Identify each line holding the string "páku" and copy it.

========================================================================

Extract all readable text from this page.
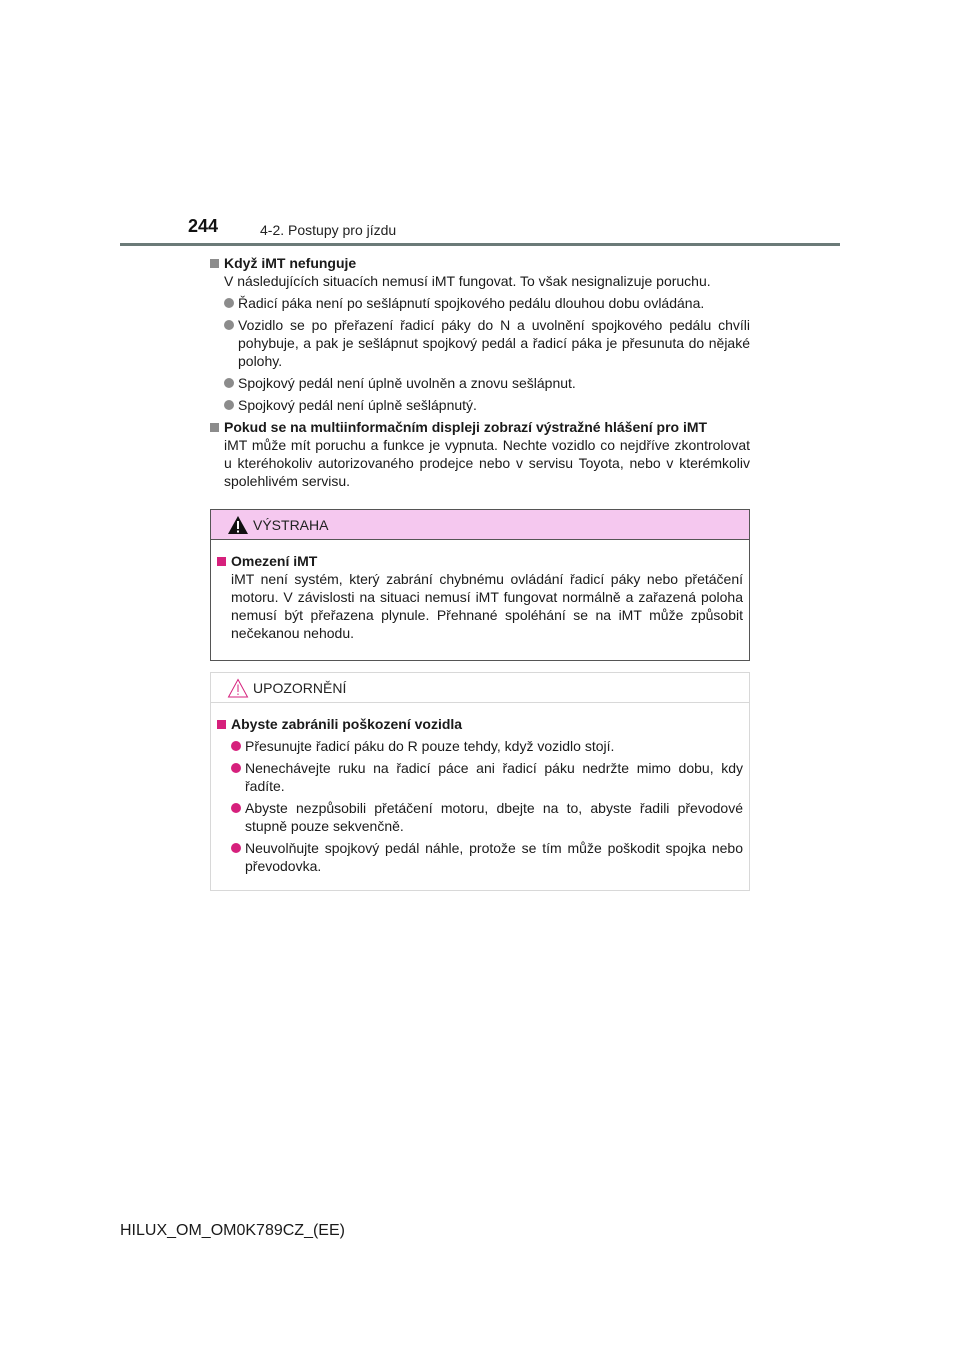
244	4-2. Postupy pro jízdu
Když iMT nefunguje
V následujících situacích nemusí iMT fungovat. To však nesignalizuje poruchu.
Řadicí páka není po sešlápnutí spojkového pedálu dlouhou dobu ovládána.
Vozidlo se po přeřazení řadicí páky do N a uvolnění spojkového pedálu chvíli pohybuje, a pak je sešlápnut spojkový pedál a řadicí páka je přesunuta do nějaké polohy.
Spojkový pedál není úplně uvolněn a znovu sešlápnut.
Spojkový pedál není úplně sešlápnutý.
Pokud se na multiinformačním displeji zobrazí výstražné hlášení pro iMT
iMT může mít poruchu a funkce je vypnuta. Nechte vozidlo co nejdříve zkontrolovat u kteréhokoliv autorizovaného prodejce nebo v servisu Toyota, nebo v kterémkoliv spolehlivém servisu.
VÝSTRAHA
Omezení iMT
iMT není systém, který zabrání chybnému ovládání řadicí páky nebo přetáčení motoru. V závislosti na situaci nemusí iMT fungovat normálně a zařazená poloha nemusí být přeřazena plynule. Přehnané spoléhání se na iMT může způsobit nečekanou nehodu.
UPOZORNĚNÍ
Abyste zabránili poškození vozidla
Přesunujte řadicí páku do R pouze tehdy, když vozidlo stojí.
Nenechávejte ruku na řadicí páce ani řadicí páku nedržte mimo dobu, kdy řadíte.
Abyste nezpůsobili přetáčení motoru, dbejte na to, abyste řadili převodové stupně pouze sekvenčně.
Neuvolňujte spojkový pedál náhle, protože se tím může poškodit spojka nebo převodovka.
HILUX_OM_OM0K789CZ_(EE)
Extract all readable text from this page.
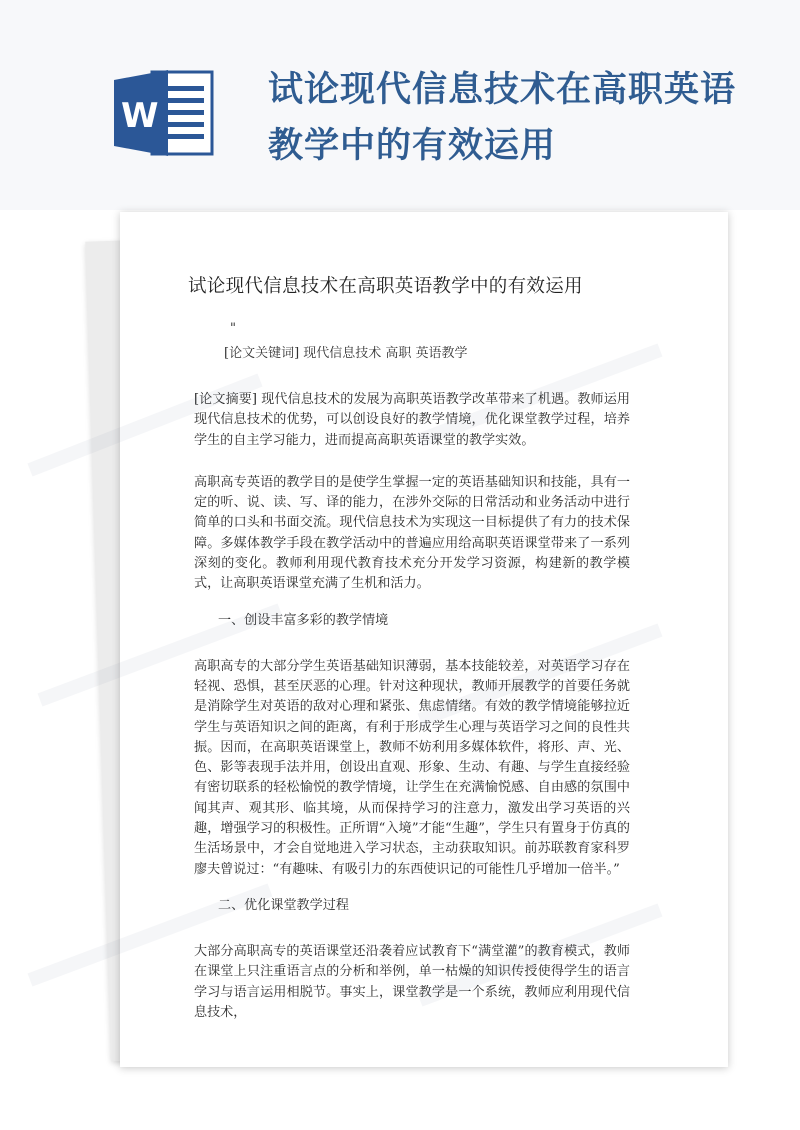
W
试论现代信息技术在高职英语
教学中的有效运用
试论现代信息技术在高职英语教学中的有效运用
"
[论文关键词] 现代信息技术 高职 英语教学

[论文摘要] 现代信息技术的发展为高职英语教学改革带来了机遇。教师运用现代信息技术的优势，可以创设良好的教学情境，优化课堂教学过程，培养学生的自主学习能力，进而提高高职英语课堂的教学实效。

高职高专英语的教学目的是使学生掌握一定的英语基础知识和技能，具有一定的听、说、读、写、译的能力，在涉外交际的日常活动和业务活动中进行简单的口头和书面交流。现代信息技术为实现这一目标提供了有力的技术保障。多媒体教学手段在教学活动中的普遍应用给高职英语课堂带来了一系列深刻的变化。教师利用现代教育技术充分开发学习资源，构建新的教学模式，让高职英语课堂充满了生机和活力。

一、创设丰富多彩的教学情境

高职高专的大部分学生英语基础知识薄弱，基本技能较差，对英语学习存在轻视、恐惧，甚至厌恶的心理。针对这种现状，教师开展教学的首要任务就是消除学生对英语的敌对心理和紧张、焦虑情绪。有效的教学情境能够拉近学生与英语知识之间的距离，有利于形成学生心理与英语学习之间的良性共振。因而，在高职英语课堂上，教师不妨利用多媒体软件，将形、声、光、色、影等表现手法并用，创设出直观、形象、生动、有趣、与学生直接经验有密切联系的轻松愉悦的教学情境，让学生在充满愉悦感、自由感的氛围中闻其声、观其形、临其境，从而保持学习的注意力，激发出学习英语的兴趣，增强学习的积极性。正所谓“入境”才能“生趣”，学生只有置身于仿真的生活场景中，才会自觉地进入学习状态，主动获取知识。前苏联教育家科罗廖夫曾说过：“有趣味、有吸引力的东西使识记的可能性几乎增加一倍半。”

二、优化课堂教学过程

大部分高职高专的英语课堂还沿袭着应试教育下“满堂灌”的教育模式，教师在课堂上只注重语言点的分析和举例，单一枯燥的知识传授使得学生的语言学习与语言运用相脱节。事实上，课堂教学是一个系统，教师应利用现代信息技术，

========================================================================

* [WRITTEN SOLUTION]
Přesunujte řadicí páku do R pouze tehdy, když vozidlo stojí.
Nenechávejte ruku na řadicí páce ani řadicí páku nedržte mimo dobu, kdy řadíte.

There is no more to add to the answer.